[EXERCISE AIM]:
Will you give every entry again exactly as it stands?

[DATASET EXTRACT]:
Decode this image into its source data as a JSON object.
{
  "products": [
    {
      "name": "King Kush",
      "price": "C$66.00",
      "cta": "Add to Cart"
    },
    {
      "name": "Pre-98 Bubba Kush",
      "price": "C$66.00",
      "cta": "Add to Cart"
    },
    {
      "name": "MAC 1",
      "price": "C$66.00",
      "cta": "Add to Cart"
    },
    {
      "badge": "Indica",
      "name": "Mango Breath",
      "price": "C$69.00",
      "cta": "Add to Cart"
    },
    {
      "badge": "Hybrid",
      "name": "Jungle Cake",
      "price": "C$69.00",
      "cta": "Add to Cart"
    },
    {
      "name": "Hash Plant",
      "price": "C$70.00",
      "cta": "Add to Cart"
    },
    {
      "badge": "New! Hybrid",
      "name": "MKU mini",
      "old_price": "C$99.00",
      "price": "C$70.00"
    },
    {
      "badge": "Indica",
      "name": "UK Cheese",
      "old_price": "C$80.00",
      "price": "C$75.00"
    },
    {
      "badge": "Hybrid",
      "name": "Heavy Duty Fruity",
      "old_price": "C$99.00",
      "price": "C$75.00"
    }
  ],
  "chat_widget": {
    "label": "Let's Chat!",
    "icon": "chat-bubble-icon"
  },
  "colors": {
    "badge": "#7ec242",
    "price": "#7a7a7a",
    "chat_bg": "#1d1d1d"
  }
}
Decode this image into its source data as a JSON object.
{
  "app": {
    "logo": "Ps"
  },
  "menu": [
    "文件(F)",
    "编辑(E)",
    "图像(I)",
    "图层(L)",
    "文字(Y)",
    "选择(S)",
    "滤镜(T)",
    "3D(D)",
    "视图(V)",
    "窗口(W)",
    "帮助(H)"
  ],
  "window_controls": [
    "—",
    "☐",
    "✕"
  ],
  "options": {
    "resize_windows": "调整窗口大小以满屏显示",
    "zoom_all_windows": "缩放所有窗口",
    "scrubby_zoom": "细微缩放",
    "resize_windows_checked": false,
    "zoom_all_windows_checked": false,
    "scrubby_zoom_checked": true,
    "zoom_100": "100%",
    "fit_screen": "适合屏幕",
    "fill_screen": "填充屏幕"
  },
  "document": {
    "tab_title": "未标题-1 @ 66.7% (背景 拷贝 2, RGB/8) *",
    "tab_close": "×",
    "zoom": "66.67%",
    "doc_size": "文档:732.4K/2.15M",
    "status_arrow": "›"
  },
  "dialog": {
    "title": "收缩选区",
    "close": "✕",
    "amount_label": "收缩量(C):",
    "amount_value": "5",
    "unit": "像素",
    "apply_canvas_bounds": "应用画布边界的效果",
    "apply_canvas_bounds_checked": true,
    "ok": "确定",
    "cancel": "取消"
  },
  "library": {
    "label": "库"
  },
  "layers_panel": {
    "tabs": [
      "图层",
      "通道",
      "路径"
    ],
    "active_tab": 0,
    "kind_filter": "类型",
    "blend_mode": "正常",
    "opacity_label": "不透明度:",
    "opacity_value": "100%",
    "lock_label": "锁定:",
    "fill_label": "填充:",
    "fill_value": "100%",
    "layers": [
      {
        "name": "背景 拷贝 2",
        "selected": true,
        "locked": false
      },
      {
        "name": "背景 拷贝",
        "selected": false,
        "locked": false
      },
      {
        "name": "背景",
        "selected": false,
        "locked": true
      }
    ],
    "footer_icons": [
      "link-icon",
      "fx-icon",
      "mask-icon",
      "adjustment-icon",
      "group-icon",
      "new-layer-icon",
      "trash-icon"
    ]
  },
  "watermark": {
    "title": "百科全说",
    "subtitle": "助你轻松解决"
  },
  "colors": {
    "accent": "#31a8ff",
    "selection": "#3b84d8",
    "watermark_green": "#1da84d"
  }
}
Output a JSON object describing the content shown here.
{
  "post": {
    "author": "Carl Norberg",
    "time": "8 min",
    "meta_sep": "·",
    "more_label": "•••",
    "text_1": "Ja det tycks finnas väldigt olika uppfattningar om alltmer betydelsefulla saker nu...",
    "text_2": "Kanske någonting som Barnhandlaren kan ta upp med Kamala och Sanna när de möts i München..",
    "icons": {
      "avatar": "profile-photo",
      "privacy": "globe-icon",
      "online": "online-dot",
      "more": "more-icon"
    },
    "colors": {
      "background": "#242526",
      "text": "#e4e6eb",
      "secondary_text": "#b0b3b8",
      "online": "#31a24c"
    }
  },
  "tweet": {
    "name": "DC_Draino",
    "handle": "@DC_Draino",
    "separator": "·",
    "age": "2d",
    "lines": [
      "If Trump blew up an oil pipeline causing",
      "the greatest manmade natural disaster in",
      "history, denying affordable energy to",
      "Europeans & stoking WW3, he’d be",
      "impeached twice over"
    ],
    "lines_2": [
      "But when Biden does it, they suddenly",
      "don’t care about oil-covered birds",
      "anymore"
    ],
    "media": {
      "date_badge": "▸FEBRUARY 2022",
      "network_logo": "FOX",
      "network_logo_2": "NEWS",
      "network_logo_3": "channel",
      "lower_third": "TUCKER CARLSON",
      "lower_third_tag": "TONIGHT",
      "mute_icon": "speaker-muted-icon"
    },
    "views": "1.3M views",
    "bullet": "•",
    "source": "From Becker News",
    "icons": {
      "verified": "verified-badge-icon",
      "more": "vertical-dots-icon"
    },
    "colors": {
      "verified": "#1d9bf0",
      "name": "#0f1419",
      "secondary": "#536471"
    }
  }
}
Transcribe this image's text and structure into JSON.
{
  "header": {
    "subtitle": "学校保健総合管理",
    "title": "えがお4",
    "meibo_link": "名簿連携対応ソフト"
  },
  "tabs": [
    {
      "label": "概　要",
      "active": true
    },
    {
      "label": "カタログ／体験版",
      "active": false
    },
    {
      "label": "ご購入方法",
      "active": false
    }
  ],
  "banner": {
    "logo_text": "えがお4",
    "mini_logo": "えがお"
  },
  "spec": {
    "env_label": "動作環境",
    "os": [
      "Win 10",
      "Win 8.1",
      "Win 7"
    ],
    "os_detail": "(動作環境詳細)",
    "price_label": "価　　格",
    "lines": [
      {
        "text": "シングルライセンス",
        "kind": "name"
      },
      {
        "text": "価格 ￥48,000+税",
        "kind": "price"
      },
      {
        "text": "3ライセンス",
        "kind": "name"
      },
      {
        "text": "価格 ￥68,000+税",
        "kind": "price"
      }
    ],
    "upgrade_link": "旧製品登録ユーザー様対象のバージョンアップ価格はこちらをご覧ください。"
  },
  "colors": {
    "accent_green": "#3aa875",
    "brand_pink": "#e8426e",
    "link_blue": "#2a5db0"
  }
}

[EXERCISE RESPONSE]:
Decode this image into its source data as a JSON object.
{
  "products": [
    {
      "name": "King Kush",
      "price": "C$66.00",
      "cta": "Add to Cart"
    },
    {
      "name": "Pre-98 Bubba Kush",
      "price": "C$66.00",
      "cta": "Add to Cart"
    },
    {
      "name": "MAC 1",
      "price": "C$66.00",
      "cta": "Add to Cart"
    },
    {
      "badge": "Indica",
      "name": "Mango Breath",
      "price": "C$69.00",
      "cta": "Add to Cart"
    },
    {
      "badge": "Hybrid",
      "name": "Jungle Cake",
      "price": "C$69.00",
      "cta": "Add to Cart"
    },
    {
      "name": "Hash Plant",
      "price": "C$70.00",
      "cta": "Add to Cart"
    },
    {
      "badge": "New! Hybrid",
      "name": "MKU mini",
      "old_price": "C$99.00",
      "price": "C$70.00"
    },
    {
      "badge": "Indica",
      "name": "UK Cheese",
      "old_price": "C$80.00",
      "price": "C$75.00"
    },
    {
      "badge": "Hybrid",
      "name": "Heavy Duty Fruity",
      "old_price": "C$99.00",
      "price": "C$75.00"
    }
  ],
  "chat_widget": {
    "label": "Let's Chat!",
    "icon": "chat-bubble-icon"
  },
  "colors": {
    "badge": "#7ec242",
    "price": "#7a7a7a",
    "chat_bg": "#1d1d1d"
  }
}
Decode this image into its source data as a JSON object.
{
  "app": {
    "logo": "Ps"
  },
  "menu": [
    "文件(F)",
    "编辑(E)",
    "图像(I)",
    "图层(L)",
    "文字(Y)",
    "选择(S)",
    "滤镜(T)",
    "3D(D)",
    "视图(V)",
    "窗口(W)",
    "帮助(H)"
  ],
  "window_controls": [
    "—",
    "☐",
    "✕"
  ],
  "options": {
    "resize_windows": "调整窗口大小以满屏显示",
    "zoom_all_windows": "缩放所有窗口",
    "scrubby_zoom": "细微缩放",
    "resize_windows_checked": false,
    "zoom_all_windows_checked": false,
    "scrubby_zoom_checked": true,
    "zoom_100": "100%",
    "fit_screen": "适合屏幕",
    "fill_screen": "填充屏幕"
  },
  "document": {
    "tab_title": "未标题-1 @ 66.7% (背景 拷贝 2, RGB/8) *",
    "tab_close": "×",
    "zoom": "66.67%",
    "doc_size": "文档:732.4K/2.15M",
    "status_arrow": "›"
  },
  "dialog": {
    "title": "收缩选区",
    "close": "✕",
    "amount_label": "收缩量(C):",
    "amount_value": "5",
    "unit": "像素",
    "apply_canvas_bounds": "应用画布边界的效果",
    "apply_canvas_bounds_checked": true,
    "ok": "确定",
    "cancel": "取消"
  },
  "library": {
    "label": "库"
  },
  "layers_panel": {
    "tabs": [
      "图层",
      "通道",
      "路径"
    ],
    "active_tab": 0,
    "kind_filter": "类型",
    "blend_mode": "正常",
    "opacity_label": "不透明度:",
    "opacity_value": "100%",
    "lock_label": "锁定:",
    "fill_label": "填充:",
    "fill_value": "100%",
    "layers": [
      {
        "name": "背景 拷贝 2",
        "selected": true,
        "locked": false
      },
      {
        "name": "背景 拷贝",
        "selected": false,
        "locked": false
      },
      {
        "name": "背景",
        "selected": false,
        "locked": true
      }
    ],
    "footer_icons": [
      "link-icon",
      "fx-icon",
      "mask-icon",
      "adjustment-icon",
      "group-icon",
      "new-layer-icon",
      "trash-icon"
    ]
  },
  "watermark": {
    "title": "百科全说",
    "subtitle": "助你轻松解决"
  },
  "colors": {
    "accent": "#31a8ff",
    "selection": "#3b84d8",
    "watermark_green": "#1da84d"
  }
}
Output a JSON object describing the content shown here.
{
  "post": {
    "author": "Carl Norberg",
    "time": "8 min",
    "meta_sep": "·",
    "more_label": "•••",
    "text_1": "Ja det tycks finnas väldigt olika uppfattningar om alltmer betydelsefulla saker nu...",
    "text_2": "Kanske någonting som Barnhandlaren kan ta upp med Kamala och Sanna när de möts i München..",
    "icons": {
      "avatar": "profile-photo",
      "privacy": "globe-icon",
      "online": "online-dot",
      "more": "more-icon"
    },
    "colors": {
      "background": "#242526",
      "text": "#e4e6eb",
      "secondary_text": "#b0b3b8",
      "online": "#31a24c"
    }
  },
  "tweet": {
    "name": "DC_Draino",
    "handle": "@DC_Draino",
    "separator": "·",
    "age": "2d",
    "lines": [
      "If Trump blew up an oil pipeline causing",
      "the greatest manmade natural disaster in",
      "history, denying affordable energy to",
      "Europeans & stoking WW3, he’d be",
      "impeached twice over"
    ],
    "lines_2": [
      "But when Biden does it, they suddenly",
      "don’t care about oil-covered birds",
      "anymore"
    ],
    "media": {
      "date_badge": "▸FEBRUARY 2022",
      "network_logo": "FOX",
      "network_logo_2": "NEWS",
      "network_logo_3": "channel",
      "lower_third": "TUCKER CARLSON",
      "lower_third_tag": "TONIGHT",
      "mute_icon": "speaker-muted-icon"
    },
    "views": "1.3M views",
    "bullet": "•",
    "source": "From Becker News",
    "icons": {
      "verified": "verified-badge-icon",
      "more": "vertical-dots-icon"
    },
    "colors": {
      "verified": "#1d9bf0",
      "name": "#0f1419",
      "secondary": "#536471"
    }
  }
}
Transcribe this image's text and structure into JSON.
{
  "header": {
    "subtitle": "学校保健総合管理",
    "title": "えがお4",
    "meibo_link": "名簿連携対応ソフト"
  },
  "tabs": [
    {
      "label": "概　要",
      "active": true
    },
    {
      "label": "カタログ／体験版",
      "active": false
    },
    {
      "label": "ご購入方法",
      "active": false
    }
  ],
  "banner": {
    "logo_text": "えがお4",
    "mini_logo": "えがお"
  },
  "spec": {
    "env_label": "動作環境",
    "os": [
      "Win 10",
      "Win 8.1",
      "Win 7"
    ],
    "os_detail": "(動作環境詳細)",
    "price_label": "価　　格",
    "lines": [
      {
        "text": "シングルライセンス",
        "kind": "name"
      },
      {
        "text": "価格 ￥48,000+税",
        "kind": "price"
      },
      {
        "text": "3ライセンス",
        "kind": "name"
      },
      {
        "text": "価格 ￥68,000+税",
        "kind": "price"
      }
    ],
    "upgrade_link": "旧製品登録ユーザー様対象のバージョンアップ価格はこちらをご覧ください。"
  },
  "colors": {
    "accent_green": "#3aa875",
    "brand_pink": "#e8426e",
    "link_blue": "#2a5db0"
  }
}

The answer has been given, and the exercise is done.